● EXERCISE REQUIREMENTS
Carry none of the pictures over; set down the material below exactly.
· · · · ·
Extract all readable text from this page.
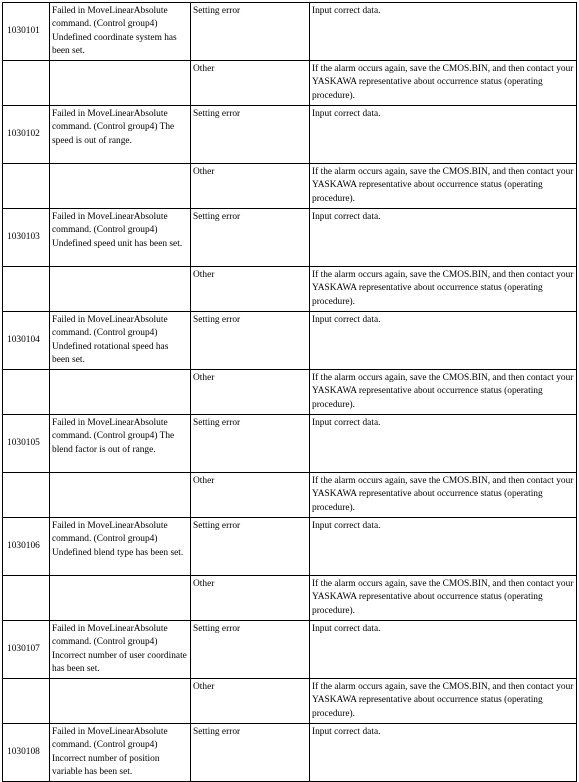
1030101	Failed in MoveLinearAbsolute command. (Control group4) Undefined coordinate system has been set.	Setting error	Input correct data.
		Other	If the alarm occurs again, save the CMOS.BIN, and then contact your YASKAWA representative about occurrence status (operating procedure).
1030102	Failed in MoveLinearAbsolute command. (Control group4) The speed is out of range.	Setting error	Input correct data.
		Other	If the alarm occurs again, save the CMOS.BIN, and then contact your YASKAWA representative about occurrence status (operating procedure).
1030103	Failed in MoveLinearAbsolute command. (Control group4) Undefined speed unit has been set.	Setting error	Input correct data.
		Other	If the alarm occurs again, save the CMOS.BIN, and then contact your YASKAWA representative about occurrence status (operating procedure).
1030104	Failed in MoveLinearAbsolute command. (Control group4) Undefined rotational speed has been set.	Setting error	Input correct data.
		Other	If the alarm occurs again, save the CMOS.BIN, and then contact your YASKAWA representative about occurrence status (operating procedure).
1030105	Failed in MoveLinearAbsolute command. (Control group4) The blend factor is out of range.	Setting error	Input correct data.
		Other	If the alarm occurs again, save the CMOS.BIN, and then contact your YASKAWA representative about occurrence status (operating procedure).
1030106	Failed in MoveLinearAbsolute command. (Control group4) Undefined blend type has been set.	Setting error	Input correct data.
		Other	If the alarm occurs again, save the CMOS.BIN, and then contact your YASKAWA representative about occurrence status (operating procedure).
1030107	Failed in MoveLinearAbsolute command. (Control group4) Incorrect number of user coordinate has been set.	Setting error	Input correct data.
		Other	If the alarm occurs again, save the CMOS.BIN, and then contact your YASKAWA representative about occurrence status (operating procedure).
1030108	Failed in MoveLinearAbsolute command. (Control group4) Incorrect number of position variable has been set.	Setting error	Input correct data.
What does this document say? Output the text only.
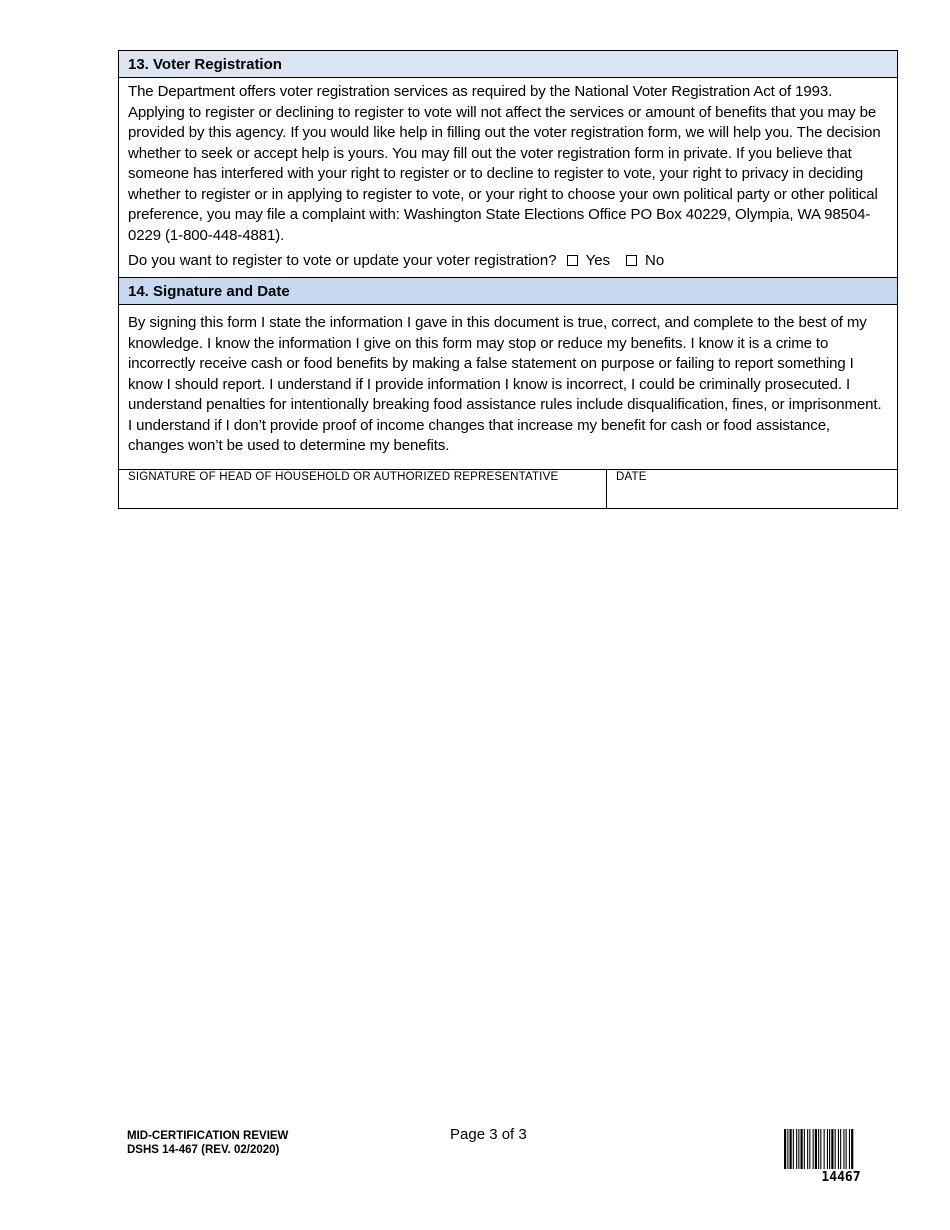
13. Voter Registration
The Department offers voter registration services as required by the National Voter Registration Act of 1993. Applying to register or declining to register to vote will not affect the services or amount of benefits that you may be provided by this agency. If you would like help in filling out the voter registration form, we will help you. The decision whether to seek or accept help is yours. You may fill out the voter registration form in private. If you believe that someone has interfered with your right to register or to decline to register to vote, your right to privacy in deciding whether to register or in applying to register to vote, or your right to choose your own political party or other political preference, you may file a complaint with: Washington State Elections Office PO Box 40229, Olympia, WA 98504-0229 (1-800-448-4881).
Do you want to register to vote or update your voter registration? Yes No
14. Signature and Date
By signing this form I state the information I gave in this document is true, correct, and complete to the best of my knowledge. I know the information I give on this form may stop or reduce my benefits. I know it is a crime to incorrectly receive cash or food benefits by making a false statement on purpose or failing to report something I know I should report. I understand if I provide information I know is incorrect, I could be criminally prosecuted. I understand penalties for intentionally breaking food assistance rules include disqualification, fines, or imprisonment. I understand if I don’t provide proof of income changes that increase my benefit for cash or food assistance, changes won’t be used to determine my benefits.
SIGNATURE OF HEAD OF HOUSEHOLD OR AUTHORIZED REPRESENTATIVE	DATE
MID-CERTIFICATION REVIEW
DSHS 14-467 (REV. 02/2020)
Page 3 of 3
14467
· · · · ·
● WRITTEN ANSWER
Extract all readable text from this page.
1030101	Failed in MoveLinearAbsolute command. (Control group4) Undefined coordinate system has been set.	Setting error	Input correct data.
		Other	If the alarm occurs again, save the CMOS.BIN, and then contact your YASKAWA representative about occurrence status (operating procedure).
1030102	Failed in MoveLinearAbsolute command. (Control group4) The speed is out of range.	Setting error	Input correct data.
		Other	If the alarm occurs again, save the CMOS.BIN, and then contact your YASKAWA representative about occurrence status (operating procedure).
1030103	Failed in MoveLinearAbsolute command. (Control group4) Undefined speed unit has been set.	Setting error	Input correct data.
		Other	If the alarm occurs again, save the CMOS.BIN, and then contact your YASKAWA representative about occurrence status (operating procedure).
1030104	Failed in MoveLinearAbsolute command. (Control group4) Undefined rotational speed has been set.	Setting error	Input correct data.
		Other	If the alarm occurs again, save the CMOS.BIN, and then contact your YASKAWA representative about occurrence status (operating procedure).
1030105	Failed in MoveLinearAbsolute command. (Control group4) The blend factor is out of range.	Setting error	Input correct data.
		Other	If the alarm occurs again, save the CMOS.BIN, and then contact your YASKAWA representative about occurrence status (operating procedure).
1030106	Failed in MoveLinearAbsolute command. (Control group4) Undefined blend type has been set.	Setting error	Input correct data.
		Other	If the alarm occurs again, save the CMOS.BIN, and then contact your YASKAWA representative about occurrence status (operating procedure).
1030107	Failed in MoveLinearAbsolute command. (Control group4) Incorrect number of user coordinate has been set.	Setting error	Input correct data.
		Other	If the alarm occurs again, save the CMOS.BIN, and then contact your YASKAWA representative about occurrence status (operating procedure).
1030108	Failed in MoveLinearAbsolute command. (Control group4) Incorrect number of position variable has been set.	Setting error	Input correct data.
What does this document say? Output the text only.
13. Voter Registration
The Department offers voter registration services as required by the National Voter Registration Act of 1993. Applying to register or declining to register to vote will not affect the services or amount of benefits that you may be provided by this agency. If you would like help in filling out the voter registration form, we will help you. The decision whether to seek or accept help is yours. You may fill out the voter registration form in private. If you believe that someone has interfered with your right to register or to decline to register to vote, your right to privacy in deciding whether to register or in applying to register to vote, or your right to choose your own political party or other political preference, you may file a complaint with: Washington State Elections Office PO Box 40229, Olympia, WA 98504-0229 (1-800-448-4881).
Do you want to register to vote or update your voter registration? Yes No
14. Signature and Date
By signing this form I state the information I gave in this document is true, correct, and complete to the best of my knowledge. I know the information I give on this form may stop or reduce my benefits. I know it is a crime to incorrectly receive cash or food benefits by making a false statement on purpose or failing to report something I know I should report. I understand if I provide information I know is incorrect, I could be criminally prosecuted. I understand penalties for intentionally breaking food assistance rules include disqualification, fines, or imprisonment. I understand if I don’t provide proof of income changes that increase my benefit for cash or food assistance, changes won’t be used to determine my benefits.
SIGNATURE OF HEAD OF HOUSEHOLD OR AUTHORIZED REPRESENTATIVE	DATE
MID-CERTIFICATION REVIEW
DSHS 14-467 (REV. 02/2020)
Page 3 of 3
14467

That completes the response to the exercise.